DATASET ROWS:
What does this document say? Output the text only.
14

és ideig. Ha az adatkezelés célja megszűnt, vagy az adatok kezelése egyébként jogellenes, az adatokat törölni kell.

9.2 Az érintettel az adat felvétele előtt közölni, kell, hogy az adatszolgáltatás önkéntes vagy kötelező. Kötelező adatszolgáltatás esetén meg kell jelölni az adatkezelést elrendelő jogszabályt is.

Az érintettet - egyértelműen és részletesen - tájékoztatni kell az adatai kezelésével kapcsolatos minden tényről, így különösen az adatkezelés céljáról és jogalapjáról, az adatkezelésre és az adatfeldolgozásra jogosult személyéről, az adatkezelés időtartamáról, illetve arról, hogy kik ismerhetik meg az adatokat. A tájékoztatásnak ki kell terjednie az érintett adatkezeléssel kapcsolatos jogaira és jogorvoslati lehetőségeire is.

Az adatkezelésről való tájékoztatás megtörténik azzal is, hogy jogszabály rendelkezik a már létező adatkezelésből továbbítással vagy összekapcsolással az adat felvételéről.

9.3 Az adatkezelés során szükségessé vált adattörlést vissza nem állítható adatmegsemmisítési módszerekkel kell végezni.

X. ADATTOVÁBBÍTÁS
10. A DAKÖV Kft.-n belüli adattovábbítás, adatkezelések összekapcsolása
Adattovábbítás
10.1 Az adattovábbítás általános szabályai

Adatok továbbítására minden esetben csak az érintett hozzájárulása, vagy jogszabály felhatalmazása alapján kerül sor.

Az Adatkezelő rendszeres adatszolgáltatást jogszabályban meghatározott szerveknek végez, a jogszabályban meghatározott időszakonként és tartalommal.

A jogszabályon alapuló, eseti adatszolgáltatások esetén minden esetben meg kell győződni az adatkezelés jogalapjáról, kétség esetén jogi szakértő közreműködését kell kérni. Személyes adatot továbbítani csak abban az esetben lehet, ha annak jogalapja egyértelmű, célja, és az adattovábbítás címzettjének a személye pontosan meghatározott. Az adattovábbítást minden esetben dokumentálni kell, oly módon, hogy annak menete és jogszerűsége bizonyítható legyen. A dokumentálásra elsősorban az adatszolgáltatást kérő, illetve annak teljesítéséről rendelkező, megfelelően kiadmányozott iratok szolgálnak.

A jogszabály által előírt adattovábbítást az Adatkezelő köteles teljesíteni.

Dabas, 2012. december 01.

---

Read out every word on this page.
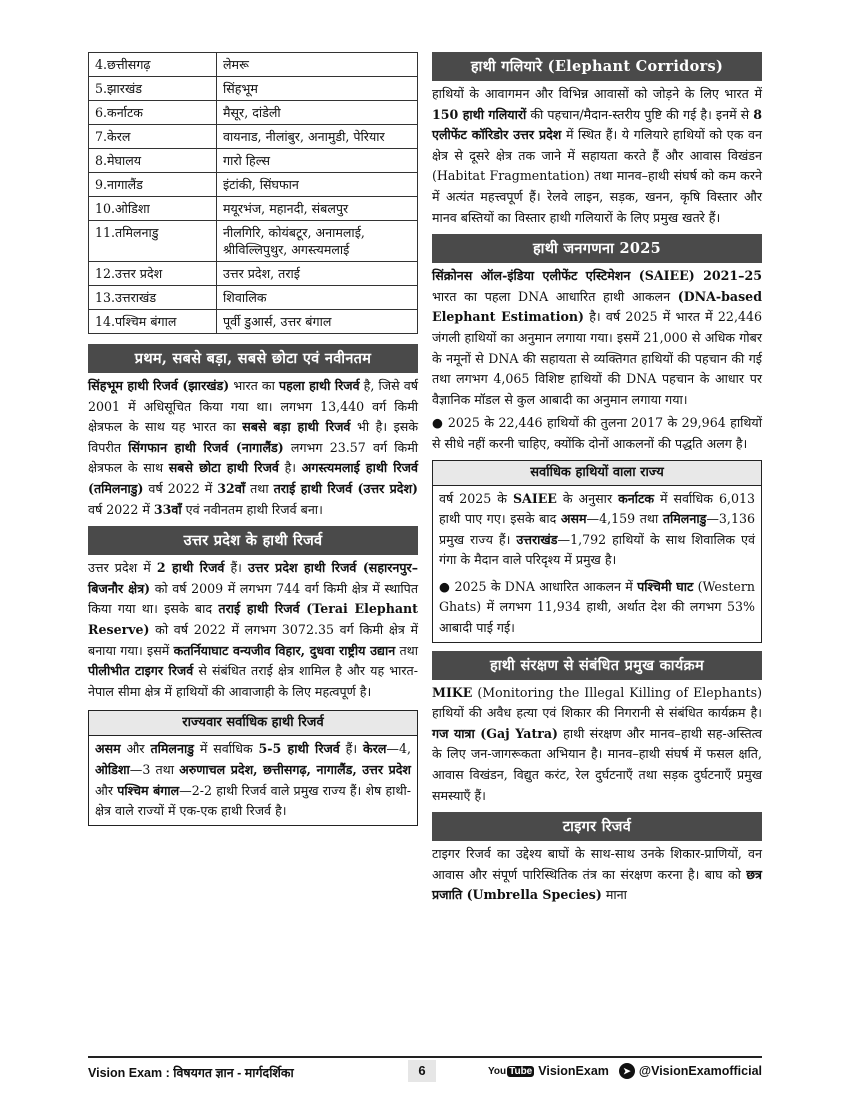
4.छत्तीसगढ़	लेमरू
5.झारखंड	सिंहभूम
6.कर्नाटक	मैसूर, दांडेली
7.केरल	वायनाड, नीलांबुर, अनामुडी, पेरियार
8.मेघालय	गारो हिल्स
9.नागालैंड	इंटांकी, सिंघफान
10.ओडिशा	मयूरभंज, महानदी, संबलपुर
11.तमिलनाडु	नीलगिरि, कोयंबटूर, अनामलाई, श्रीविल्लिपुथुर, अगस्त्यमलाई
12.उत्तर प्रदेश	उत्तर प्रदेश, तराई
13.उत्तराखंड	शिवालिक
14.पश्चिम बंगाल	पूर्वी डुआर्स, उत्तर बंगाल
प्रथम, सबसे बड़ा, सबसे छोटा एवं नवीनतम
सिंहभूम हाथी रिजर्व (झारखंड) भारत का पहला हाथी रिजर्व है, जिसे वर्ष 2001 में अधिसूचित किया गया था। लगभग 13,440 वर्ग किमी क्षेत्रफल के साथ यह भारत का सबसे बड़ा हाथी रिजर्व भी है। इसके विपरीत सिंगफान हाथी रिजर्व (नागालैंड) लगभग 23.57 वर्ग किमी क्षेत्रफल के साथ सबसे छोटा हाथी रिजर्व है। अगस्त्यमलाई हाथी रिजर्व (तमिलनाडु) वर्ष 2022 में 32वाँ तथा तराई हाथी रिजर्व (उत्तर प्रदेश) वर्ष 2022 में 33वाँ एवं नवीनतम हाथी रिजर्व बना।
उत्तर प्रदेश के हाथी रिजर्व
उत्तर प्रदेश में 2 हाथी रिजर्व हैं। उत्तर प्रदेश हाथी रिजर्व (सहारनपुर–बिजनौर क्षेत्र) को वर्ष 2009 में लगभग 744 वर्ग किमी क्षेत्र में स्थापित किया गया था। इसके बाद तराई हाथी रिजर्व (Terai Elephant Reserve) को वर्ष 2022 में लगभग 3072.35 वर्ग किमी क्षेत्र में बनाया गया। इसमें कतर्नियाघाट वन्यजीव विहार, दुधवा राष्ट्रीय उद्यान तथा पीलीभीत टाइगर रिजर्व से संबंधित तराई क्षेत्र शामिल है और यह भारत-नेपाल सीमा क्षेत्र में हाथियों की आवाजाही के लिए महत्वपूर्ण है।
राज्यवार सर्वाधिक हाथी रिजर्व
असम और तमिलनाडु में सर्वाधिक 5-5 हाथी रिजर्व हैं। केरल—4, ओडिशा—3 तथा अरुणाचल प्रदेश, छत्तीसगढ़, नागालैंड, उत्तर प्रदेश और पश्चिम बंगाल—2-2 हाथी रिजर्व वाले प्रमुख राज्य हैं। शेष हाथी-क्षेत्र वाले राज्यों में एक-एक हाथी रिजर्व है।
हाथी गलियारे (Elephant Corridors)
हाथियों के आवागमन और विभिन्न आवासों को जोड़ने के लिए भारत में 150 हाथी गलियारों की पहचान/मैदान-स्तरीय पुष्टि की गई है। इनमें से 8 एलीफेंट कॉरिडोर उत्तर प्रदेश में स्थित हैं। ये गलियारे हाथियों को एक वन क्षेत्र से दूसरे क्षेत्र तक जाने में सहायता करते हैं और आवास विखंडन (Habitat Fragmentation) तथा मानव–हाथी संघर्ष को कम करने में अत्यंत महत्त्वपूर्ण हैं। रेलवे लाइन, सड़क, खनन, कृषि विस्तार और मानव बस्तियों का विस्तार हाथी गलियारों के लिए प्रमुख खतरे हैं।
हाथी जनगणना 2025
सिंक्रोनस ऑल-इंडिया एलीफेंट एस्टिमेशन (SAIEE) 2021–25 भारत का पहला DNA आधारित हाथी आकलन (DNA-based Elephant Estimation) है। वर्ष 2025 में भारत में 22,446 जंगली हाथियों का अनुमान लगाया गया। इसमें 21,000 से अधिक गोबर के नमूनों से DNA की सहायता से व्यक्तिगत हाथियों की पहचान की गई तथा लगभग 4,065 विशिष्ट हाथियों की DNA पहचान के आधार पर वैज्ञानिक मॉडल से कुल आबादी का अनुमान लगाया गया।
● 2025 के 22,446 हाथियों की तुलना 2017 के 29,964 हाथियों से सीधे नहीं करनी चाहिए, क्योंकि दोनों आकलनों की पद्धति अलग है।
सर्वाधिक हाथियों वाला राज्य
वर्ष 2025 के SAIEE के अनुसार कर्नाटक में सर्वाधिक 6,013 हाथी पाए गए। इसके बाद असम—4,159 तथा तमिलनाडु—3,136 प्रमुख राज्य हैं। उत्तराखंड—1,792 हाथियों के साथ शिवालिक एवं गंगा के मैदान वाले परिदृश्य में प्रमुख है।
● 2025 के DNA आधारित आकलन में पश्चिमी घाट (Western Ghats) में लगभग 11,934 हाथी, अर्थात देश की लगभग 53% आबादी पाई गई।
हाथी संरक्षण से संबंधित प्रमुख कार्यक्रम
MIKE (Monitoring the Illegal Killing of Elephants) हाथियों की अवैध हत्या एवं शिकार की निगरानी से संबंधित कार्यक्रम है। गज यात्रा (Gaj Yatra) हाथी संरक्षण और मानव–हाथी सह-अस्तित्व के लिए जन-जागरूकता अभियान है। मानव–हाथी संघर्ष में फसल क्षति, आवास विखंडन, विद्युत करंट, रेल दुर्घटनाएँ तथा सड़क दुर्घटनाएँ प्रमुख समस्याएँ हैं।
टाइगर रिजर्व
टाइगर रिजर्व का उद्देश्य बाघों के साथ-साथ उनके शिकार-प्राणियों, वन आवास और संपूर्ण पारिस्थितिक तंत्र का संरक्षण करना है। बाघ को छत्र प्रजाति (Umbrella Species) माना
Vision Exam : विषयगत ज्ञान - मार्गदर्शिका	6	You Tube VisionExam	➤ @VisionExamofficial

AIM OF THE TASK: Isolate each line of the listing above that includes "this". Copy it.

SOLVED EXERCISE:
What does this document say? Output the text only.
Read out every word on this page.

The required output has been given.